▶ STATED TASK
Work out how many lines hold the string "Transportation". Give that number and nothing more.

Items from a figure collection:
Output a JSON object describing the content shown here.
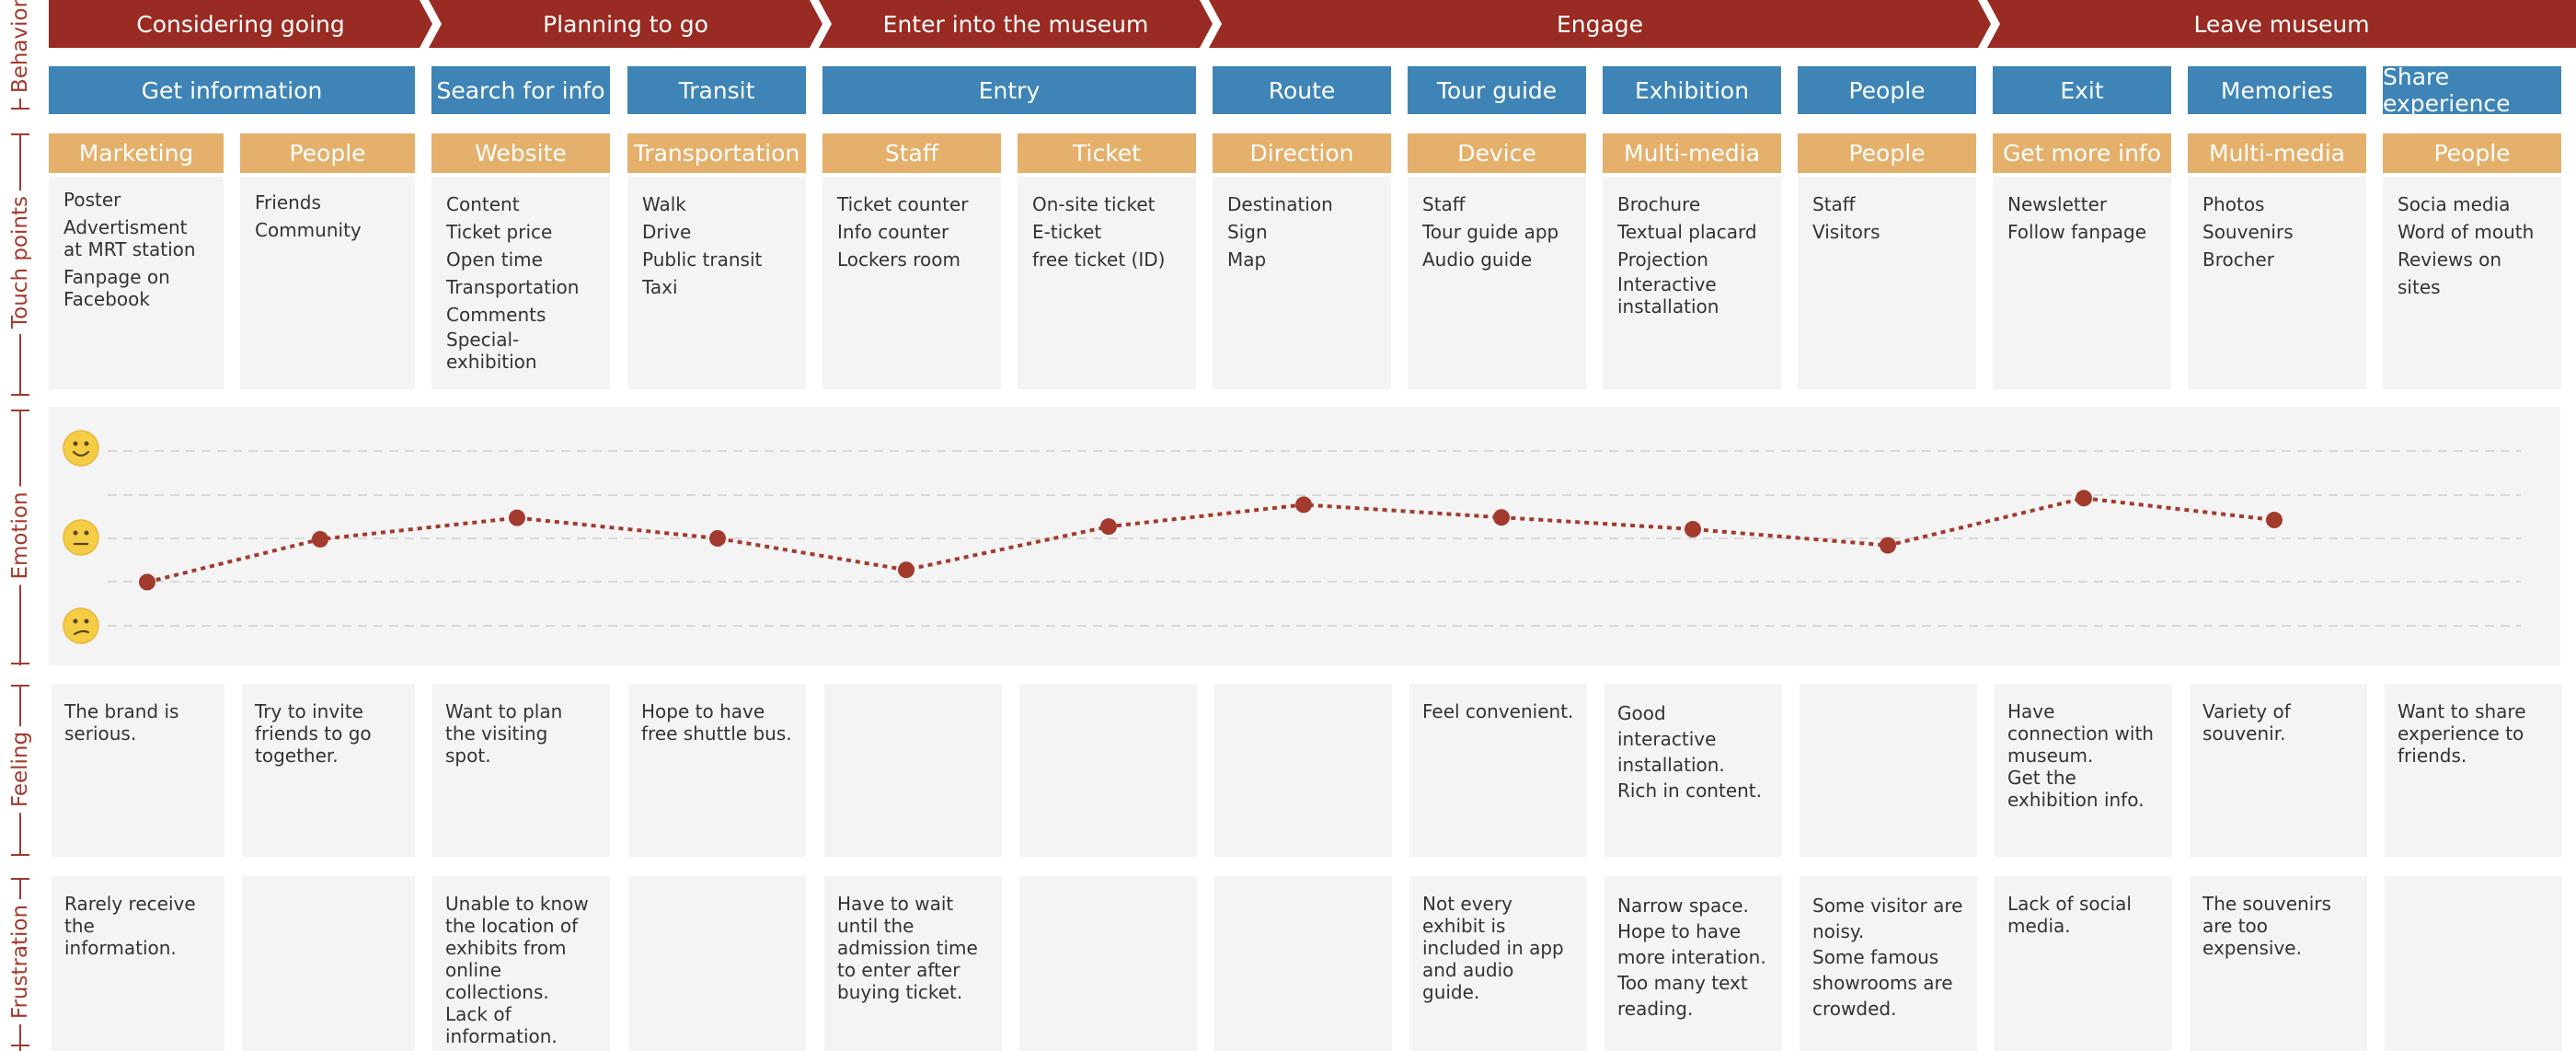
{
  "row_labels": {
    "behavior": "Behavior",
    "touch_points": "Touch points",
    "emotion": "Emotion",
    "feeling": "Feeling",
    "frustration": "Frustration"
  },
  "phases": [
    "Considering going",
    "Planning to go",
    "Enter into the museum",
    "Engage",
    "Leave museum"
  ],
  "stages": [
    "Get information",
    "Search for info",
    "Transit",
    "Entry",
    "Route",
    "Tour guide",
    "Exhibition",
    "People",
    "Exit",
    "Memories",
    "Share experience"
  ],
  "columns": [
    {
      "category": "Marketing",
      "touchpoints": [
        "Poster",
        "Advertisment at MRT station",
        "Fanpage on Facebook"
      ],
      "feeling": "The brand is serious.",
      "frustration": "Rarely receive the information."
    },
    {
      "category": "People",
      "touchpoints": [
        "Friends",
        "Community"
      ],
      "feeling": "Try to invite friends to go together.",
      "frustration": ""
    },
    {
      "category": "Website",
      "touchpoints": [
        "Content",
        "Ticket price",
        "Open time",
        "Transportation",
        "Comments",
        "Special-exhibition"
      ],
      "feeling": "Want to plan the visiting spot.",
      "frustration": "Unable to know the location of exhibits from online collections.\nLack of information."
    },
    {
      "category": "Transportation",
      "touchpoints": [
        "Walk",
        "Drive",
        "Public transit",
        "Taxi"
      ],
      "feeling": "Hope to have free shuttle bus.",
      "frustration": ""
    },
    {
      "category": "Staff",
      "touchpoints": [
        "Ticket counter",
        "Info counter",
        "Lockers room"
      ],
      "feeling": "",
      "frustration": "Have to wait until the admission time to enter after buying ticket."
    },
    {
      "category": "Ticket",
      "touchpoints": [
        "On-site ticket",
        "E-ticket",
        "free ticket (ID)"
      ],
      "feeling": "",
      "frustration": ""
    },
    {
      "category": "Direction",
      "touchpoints": [
        "Destination Sign",
        "Map"
      ],
      "feeling": "",
      "frustration": ""
    },
    {
      "category": "Device",
      "touchpoints": [
        "Staff",
        "Tour guide app",
        "Audio guide"
      ],
      "feeling": "Feel convenient.",
      "frustration": "Not every exhibit is included in app and audio guide."
    },
    {
      "category": "Multi-media",
      "touchpoints": [
        "Brochure",
        "Textual placard",
        "Projection",
        "Interactive installation"
      ],
      "feeling": "Good interactive installation.\nRich in content.",
      "frustration": "Narrow space.\nHope to have more interation.\nToo many text reading."
    },
    {
      "category": "People",
      "touchpoints": [
        "Staff",
        "Visitors"
      ],
      "feeling": "",
      "frustration": "Some visitor are noisy.\nSome famous showrooms are crowded."
    },
    {
      "category": "Get more info",
      "touchpoints": [
        "Newsletter",
        "Follow fanpage"
      ],
      "feeling": "Have connection with museum.\nGet the exhibition info.",
      "frustration": "Lack of social media."
    },
    {
      "category": "Multi-media",
      "touchpoints": [
        "Photos",
        "Souvenirs",
        "Brocher"
      ],
      "feeling": "Variety of souvenir.",
      "frustration": "The souvenirs are too expensive."
    },
    {
      "category": "People",
      "touchpoints": [
        "Socia media",
        "Word of mouth",
        "Reviews on sites"
      ],
      "feeling": "Want to share experience to friends.",
      "frustration": ""
    }
  ],
  "emotion_icons": [
    "happy-face",
    "neutral-face",
    "sad-face"
  ],
  "colors": {
    "phase": "#992b22",
    "stage": "#3e84b6",
    "category": "#e4b06b",
    "line": "#a33a2e",
    "panel": "#f4f4f4"
  },
  "chart_data": {
    "type": "line",
    "series": [
      {
        "values": [
          -1.0,
          -0.02,
          0.47,
          0.0,
          -0.72,
          0.27,
          0.77,
          0.48,
          0.21,
          -0.16,
          0.92,
          0.42
        ]
      }
    ],
    "ylim": [
      -2,
      2
    ],
    "grid": true
  }
}
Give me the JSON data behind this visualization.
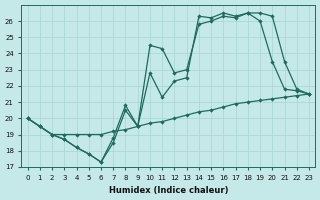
{
  "xlabel": "Humidex (Indice chaleur)",
  "bg_color": "#c5e8e8",
  "line_color": "#1e6b5e",
  "xlim_min": -0.5,
  "xlim_max": 23.5,
  "ylim_min": 17,
  "ylim_max": 27,
  "yticks": [
    17,
    18,
    19,
    20,
    21,
    22,
    23,
    24,
    25,
    26
  ],
  "xticks": [
    0,
    1,
    2,
    3,
    4,
    5,
    6,
    7,
    8,
    9,
    10,
    11,
    12,
    13,
    14,
    15,
    16,
    17,
    18,
    19,
    20,
    21,
    22,
    23
  ],
  "line1_x": [
    0,
    1,
    2,
    3,
    4,
    5,
    6,
    7,
    8,
    9,
    10,
    11,
    12,
    13,
    14,
    15,
    16,
    17,
    18,
    19,
    20,
    21,
    22,
    23
  ],
  "line1_y": [
    20.0,
    19.5,
    19.0,
    19.0,
    19.0,
    19.0,
    19.0,
    19.2,
    19.3,
    19.5,
    19.7,
    19.8,
    20.0,
    20.2,
    20.4,
    20.5,
    20.7,
    20.9,
    21.0,
    21.1,
    21.2,
    21.3,
    21.4,
    21.5
  ],
  "line2_x": [
    0,
    1,
    2,
    3,
    4,
    5,
    6,
    7,
    8,
    9,
    10,
    11,
    12,
    13,
    14,
    15,
    16,
    17,
    18,
    19,
    20,
    21,
    22,
    23
  ],
  "line2_y": [
    20.0,
    19.5,
    19.0,
    18.7,
    18.2,
    17.8,
    17.3,
    18.5,
    20.5,
    19.5,
    24.5,
    24.3,
    22.8,
    23.0,
    25.8,
    26.0,
    26.3,
    26.2,
    26.5,
    26.0,
    23.5,
    21.8,
    21.7,
    21.5
  ],
  "line3_x": [
    0,
    1,
    2,
    3,
    4,
    5,
    6,
    7,
    8,
    9,
    10,
    11,
    12,
    13,
    14,
    15,
    16,
    17,
    18,
    19,
    20,
    21,
    22,
    23
  ],
  "line3_y": [
    20.0,
    19.5,
    19.0,
    18.7,
    18.2,
    17.8,
    17.3,
    18.8,
    20.8,
    19.5,
    22.8,
    21.3,
    22.3,
    22.5,
    26.3,
    26.2,
    26.5,
    26.3,
    26.5,
    26.5,
    26.3,
    23.5,
    21.8,
    21.5
  ]
}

▶ OUTPUT BELOW
2